» **DIRECTION**: Repeat, exactly and completely, the entries shown underneath.

» **SUPPLIED RECORDS**:

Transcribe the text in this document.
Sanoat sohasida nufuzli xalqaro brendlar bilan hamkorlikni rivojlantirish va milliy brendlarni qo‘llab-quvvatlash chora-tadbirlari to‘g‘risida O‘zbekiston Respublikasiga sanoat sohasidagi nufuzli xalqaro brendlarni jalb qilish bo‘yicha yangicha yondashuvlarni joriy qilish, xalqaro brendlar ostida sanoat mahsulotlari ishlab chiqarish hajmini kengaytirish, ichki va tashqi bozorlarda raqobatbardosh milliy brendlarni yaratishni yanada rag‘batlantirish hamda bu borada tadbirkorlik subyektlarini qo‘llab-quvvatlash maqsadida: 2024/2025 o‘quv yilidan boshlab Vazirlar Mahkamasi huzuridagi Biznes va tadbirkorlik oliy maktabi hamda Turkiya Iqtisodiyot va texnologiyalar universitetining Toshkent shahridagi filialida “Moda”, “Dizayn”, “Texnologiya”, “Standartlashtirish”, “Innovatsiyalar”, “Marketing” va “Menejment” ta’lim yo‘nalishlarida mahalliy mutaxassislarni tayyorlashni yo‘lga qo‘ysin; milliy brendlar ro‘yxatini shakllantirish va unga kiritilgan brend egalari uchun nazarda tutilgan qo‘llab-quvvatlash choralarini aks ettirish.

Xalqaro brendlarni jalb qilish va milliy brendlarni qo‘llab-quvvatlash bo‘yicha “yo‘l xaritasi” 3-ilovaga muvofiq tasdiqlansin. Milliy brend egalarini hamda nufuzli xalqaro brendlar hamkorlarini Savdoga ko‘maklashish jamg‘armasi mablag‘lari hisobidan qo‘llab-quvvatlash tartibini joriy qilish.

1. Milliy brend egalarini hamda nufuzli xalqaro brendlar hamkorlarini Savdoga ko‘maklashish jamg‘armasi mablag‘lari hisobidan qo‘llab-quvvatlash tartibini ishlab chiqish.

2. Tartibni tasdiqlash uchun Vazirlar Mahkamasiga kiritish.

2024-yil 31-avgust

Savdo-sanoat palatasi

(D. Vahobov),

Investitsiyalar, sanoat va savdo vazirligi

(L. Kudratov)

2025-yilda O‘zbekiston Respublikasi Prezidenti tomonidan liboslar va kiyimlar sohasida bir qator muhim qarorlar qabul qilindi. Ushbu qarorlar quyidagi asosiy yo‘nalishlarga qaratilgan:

» **THE OUTPUT**:
Transcribe the text in this document.
Sanoat sohasida nufuzli xalqaro brendlar bilan hamkorlikni rivojlantirish va milliy brendlarni qo‘llab-quvvatlash chora-tadbirlari to‘g‘risida O‘zbekiston Respublikasiga sanoat sohasidagi nufuzli xalqaro brendlarni jalb qilish bo‘yicha yangicha yondashuvlarni joriy qilish, xalqaro brendlar ostida sanoat mahsulotlari ishlab chiqarish hajmini kengaytirish, ichki va tashqi bozorlarda raqobatbardosh milliy brendlarni yaratishni yanada rag‘batlantirish hamda bu borada tadbirkorlik subyektlarini qo‘llab-quvvatlash maqsadida: 2024/2025 o‘quv yilidan boshlab Vazirlar Mahkamasi huzuridagi Biznes va tadbirkorlik oliy maktabi hamda Turkiya Iqtisodiyot va texnologiyalar universitetining Toshkent shahridagi filialida “Moda”, “Dizayn”, “Texnologiya”, “Standartlashtirish”, “Innovatsiyalar”, “Marketing” va “Menejment” ta’lim yo‘nalishlarida mahalliy mutaxassislarni tayyorlashni yo‘lga qo‘ysin; milliy brendlar ro‘yxatini shakllantirish va unga kiritilgan brend egalari uchun nazarda tutilgan qo‘llab-quvvatlash choralarini aks ettirish.

Xalqaro brendlarni jalb qilish va milliy brendlarni qo‘llab-quvvatlash bo‘yicha “yo‘l xaritasi” 3-ilovaga muvofiq tasdiqlansin. Milliy brend egalarini hamda nufuzli xalqaro brendlar hamkorlarini Savdoga ko‘maklashish jamg‘armasi mablag‘lari hisobidan qo‘llab-quvvatlash tartibini joriy qilish.

1. Milliy brend egalarini hamda nufuzli xalqaro brendlar hamkorlarini Savdoga ko‘maklashish jamg‘armasi mablag‘lari hisobidan qo‘llab-quvvatlash tartibini ishlab chiqish.

2. Tartibni tasdiqlash uchun Vazirlar Mahkamasiga kiritish.

2024-yil 31-avgust

Savdo-sanoat palatasi

(D. Vahobov),

Investitsiyalar, sanoat va savdo vazirligi

(L. Kudratov)

2025-yilda O‘zbekiston Respublikasi Prezidenti tomonidan liboslar va kiyimlar sohasida bir qator muhim qarorlar qabul qilindi. Ushbu qarorlar quyidagi asosiy yo‘nalishlarga qaratilgan:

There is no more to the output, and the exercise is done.